Of the lines below, count those containing the word "screenshot". Reply with the number alone.

— start TASK INPUTS —

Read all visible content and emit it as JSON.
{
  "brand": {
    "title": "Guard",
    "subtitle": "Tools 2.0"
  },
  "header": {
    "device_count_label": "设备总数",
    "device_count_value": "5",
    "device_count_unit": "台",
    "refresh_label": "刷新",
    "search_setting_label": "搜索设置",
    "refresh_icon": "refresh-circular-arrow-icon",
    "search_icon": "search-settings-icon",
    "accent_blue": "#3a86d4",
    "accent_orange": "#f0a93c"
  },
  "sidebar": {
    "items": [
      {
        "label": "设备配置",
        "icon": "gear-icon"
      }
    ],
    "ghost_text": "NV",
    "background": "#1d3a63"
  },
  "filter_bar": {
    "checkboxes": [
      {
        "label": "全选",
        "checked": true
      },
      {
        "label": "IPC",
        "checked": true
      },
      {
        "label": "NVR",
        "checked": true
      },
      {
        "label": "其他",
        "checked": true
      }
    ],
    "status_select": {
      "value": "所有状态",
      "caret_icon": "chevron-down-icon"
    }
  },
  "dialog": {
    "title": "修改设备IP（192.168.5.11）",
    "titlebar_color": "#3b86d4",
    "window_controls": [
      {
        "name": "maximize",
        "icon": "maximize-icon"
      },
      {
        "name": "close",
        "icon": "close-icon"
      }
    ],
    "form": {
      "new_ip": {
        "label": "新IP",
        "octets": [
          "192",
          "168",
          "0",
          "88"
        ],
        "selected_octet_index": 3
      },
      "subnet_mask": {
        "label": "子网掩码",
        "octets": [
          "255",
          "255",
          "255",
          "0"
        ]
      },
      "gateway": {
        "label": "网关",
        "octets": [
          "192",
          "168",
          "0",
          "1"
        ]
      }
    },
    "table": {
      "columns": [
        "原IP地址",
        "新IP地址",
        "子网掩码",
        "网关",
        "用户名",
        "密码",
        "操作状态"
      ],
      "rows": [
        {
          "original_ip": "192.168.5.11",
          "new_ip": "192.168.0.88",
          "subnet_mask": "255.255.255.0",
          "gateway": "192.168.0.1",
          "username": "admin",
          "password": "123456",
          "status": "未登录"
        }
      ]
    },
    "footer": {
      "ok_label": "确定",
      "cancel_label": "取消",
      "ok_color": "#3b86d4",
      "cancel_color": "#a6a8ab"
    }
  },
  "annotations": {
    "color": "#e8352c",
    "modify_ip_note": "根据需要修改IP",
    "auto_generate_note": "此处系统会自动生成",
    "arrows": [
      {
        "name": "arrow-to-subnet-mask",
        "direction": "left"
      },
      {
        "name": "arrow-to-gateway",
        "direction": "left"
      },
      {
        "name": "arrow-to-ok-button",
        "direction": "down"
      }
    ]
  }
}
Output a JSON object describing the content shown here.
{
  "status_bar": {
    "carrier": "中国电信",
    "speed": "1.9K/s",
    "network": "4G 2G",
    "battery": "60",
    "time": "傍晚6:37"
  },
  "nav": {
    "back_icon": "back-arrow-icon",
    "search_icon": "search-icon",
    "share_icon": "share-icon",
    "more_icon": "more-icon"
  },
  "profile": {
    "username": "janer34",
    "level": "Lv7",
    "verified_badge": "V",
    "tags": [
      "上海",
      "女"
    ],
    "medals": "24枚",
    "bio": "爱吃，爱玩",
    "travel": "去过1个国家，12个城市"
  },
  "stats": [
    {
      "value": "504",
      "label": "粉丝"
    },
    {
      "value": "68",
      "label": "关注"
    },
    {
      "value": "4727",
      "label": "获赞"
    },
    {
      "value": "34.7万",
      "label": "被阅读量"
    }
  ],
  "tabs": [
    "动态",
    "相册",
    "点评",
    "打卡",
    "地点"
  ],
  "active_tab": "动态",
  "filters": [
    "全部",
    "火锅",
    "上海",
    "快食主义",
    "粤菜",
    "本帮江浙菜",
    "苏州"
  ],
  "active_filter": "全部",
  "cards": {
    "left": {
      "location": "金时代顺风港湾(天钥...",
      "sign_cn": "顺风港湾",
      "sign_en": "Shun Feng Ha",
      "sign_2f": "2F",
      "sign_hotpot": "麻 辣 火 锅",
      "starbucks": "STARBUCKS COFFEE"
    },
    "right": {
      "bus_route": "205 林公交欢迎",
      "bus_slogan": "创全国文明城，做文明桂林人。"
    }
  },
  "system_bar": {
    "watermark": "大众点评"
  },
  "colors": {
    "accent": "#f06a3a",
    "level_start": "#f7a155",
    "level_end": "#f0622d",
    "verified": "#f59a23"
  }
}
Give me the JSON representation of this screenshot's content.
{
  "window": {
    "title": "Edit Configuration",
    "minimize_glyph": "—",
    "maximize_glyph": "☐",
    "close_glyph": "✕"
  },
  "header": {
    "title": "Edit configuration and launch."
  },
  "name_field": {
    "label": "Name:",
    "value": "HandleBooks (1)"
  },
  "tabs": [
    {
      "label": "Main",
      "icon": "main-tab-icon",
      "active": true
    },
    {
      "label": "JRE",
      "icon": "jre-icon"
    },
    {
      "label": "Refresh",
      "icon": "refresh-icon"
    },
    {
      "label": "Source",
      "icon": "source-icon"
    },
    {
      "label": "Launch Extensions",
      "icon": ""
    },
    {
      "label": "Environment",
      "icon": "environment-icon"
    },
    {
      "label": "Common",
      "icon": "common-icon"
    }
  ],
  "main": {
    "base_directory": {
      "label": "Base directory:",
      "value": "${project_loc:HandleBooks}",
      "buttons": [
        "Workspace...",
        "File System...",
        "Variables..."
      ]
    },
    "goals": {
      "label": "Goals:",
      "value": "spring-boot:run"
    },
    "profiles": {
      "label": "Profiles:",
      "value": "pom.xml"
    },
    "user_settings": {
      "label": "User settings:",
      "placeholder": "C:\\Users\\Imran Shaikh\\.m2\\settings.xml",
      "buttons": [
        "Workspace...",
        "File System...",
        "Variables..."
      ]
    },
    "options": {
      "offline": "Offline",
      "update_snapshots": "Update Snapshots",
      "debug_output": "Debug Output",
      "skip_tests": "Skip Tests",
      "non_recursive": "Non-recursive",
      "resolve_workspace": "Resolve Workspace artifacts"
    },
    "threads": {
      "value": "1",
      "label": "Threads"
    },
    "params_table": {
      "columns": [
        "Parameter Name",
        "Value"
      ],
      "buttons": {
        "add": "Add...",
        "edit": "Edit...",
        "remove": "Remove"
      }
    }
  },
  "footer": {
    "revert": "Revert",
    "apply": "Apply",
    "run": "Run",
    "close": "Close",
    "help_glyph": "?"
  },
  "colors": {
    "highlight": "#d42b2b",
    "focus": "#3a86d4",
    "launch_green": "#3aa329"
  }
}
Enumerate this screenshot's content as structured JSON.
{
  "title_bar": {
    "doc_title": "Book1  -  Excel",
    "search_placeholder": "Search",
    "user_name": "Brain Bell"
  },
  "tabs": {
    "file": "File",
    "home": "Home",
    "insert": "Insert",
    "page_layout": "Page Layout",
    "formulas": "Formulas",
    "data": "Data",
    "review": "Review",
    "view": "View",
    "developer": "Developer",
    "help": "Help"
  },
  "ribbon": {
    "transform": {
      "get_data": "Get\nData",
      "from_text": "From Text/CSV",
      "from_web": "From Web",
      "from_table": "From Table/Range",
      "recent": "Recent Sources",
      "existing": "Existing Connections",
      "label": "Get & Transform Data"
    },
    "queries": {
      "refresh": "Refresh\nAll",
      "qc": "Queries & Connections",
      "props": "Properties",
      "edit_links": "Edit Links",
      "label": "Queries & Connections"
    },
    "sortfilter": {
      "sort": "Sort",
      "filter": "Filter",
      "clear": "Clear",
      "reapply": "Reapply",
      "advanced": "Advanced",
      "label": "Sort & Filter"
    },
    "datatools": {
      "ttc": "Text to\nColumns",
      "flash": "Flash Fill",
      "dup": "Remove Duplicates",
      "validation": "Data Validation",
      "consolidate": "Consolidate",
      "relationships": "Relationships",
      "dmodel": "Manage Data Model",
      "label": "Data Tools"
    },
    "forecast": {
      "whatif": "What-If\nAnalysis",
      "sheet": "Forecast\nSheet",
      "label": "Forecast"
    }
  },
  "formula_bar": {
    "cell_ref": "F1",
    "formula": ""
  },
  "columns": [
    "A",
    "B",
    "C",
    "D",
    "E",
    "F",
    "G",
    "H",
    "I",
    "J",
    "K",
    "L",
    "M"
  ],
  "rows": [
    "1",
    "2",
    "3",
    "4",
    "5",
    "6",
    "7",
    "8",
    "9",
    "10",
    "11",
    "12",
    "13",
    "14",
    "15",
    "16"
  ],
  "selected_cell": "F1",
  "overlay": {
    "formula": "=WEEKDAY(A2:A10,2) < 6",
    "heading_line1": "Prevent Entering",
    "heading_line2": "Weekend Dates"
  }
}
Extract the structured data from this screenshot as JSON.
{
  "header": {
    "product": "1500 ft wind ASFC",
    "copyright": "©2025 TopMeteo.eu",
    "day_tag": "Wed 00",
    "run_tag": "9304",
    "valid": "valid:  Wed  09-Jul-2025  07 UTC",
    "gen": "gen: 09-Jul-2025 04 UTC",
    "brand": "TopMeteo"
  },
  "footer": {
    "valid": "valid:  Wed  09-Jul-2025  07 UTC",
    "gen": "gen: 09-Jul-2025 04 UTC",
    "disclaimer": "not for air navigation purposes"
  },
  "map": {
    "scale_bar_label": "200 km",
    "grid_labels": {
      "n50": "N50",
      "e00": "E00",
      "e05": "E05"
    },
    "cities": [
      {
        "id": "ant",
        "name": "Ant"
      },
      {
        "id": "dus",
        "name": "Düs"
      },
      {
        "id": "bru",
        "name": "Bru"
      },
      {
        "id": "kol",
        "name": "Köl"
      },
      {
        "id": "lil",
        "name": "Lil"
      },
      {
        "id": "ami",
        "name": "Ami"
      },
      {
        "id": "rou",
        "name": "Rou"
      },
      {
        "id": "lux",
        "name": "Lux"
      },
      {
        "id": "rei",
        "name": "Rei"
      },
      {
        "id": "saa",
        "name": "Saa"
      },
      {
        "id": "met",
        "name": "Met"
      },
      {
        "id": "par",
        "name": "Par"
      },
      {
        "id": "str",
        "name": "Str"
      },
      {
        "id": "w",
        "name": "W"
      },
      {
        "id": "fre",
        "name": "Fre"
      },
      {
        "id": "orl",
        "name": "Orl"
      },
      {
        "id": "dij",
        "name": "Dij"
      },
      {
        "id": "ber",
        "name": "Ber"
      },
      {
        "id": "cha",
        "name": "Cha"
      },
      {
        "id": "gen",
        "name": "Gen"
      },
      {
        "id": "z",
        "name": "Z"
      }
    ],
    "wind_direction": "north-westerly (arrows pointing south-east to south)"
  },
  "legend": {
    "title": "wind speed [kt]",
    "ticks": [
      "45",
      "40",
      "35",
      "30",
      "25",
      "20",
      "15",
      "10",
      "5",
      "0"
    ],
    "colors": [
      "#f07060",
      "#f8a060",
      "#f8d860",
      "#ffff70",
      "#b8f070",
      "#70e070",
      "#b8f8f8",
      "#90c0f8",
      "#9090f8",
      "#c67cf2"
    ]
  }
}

— end TASK INPUTS —

» ANSWER TO THIS TASK: 3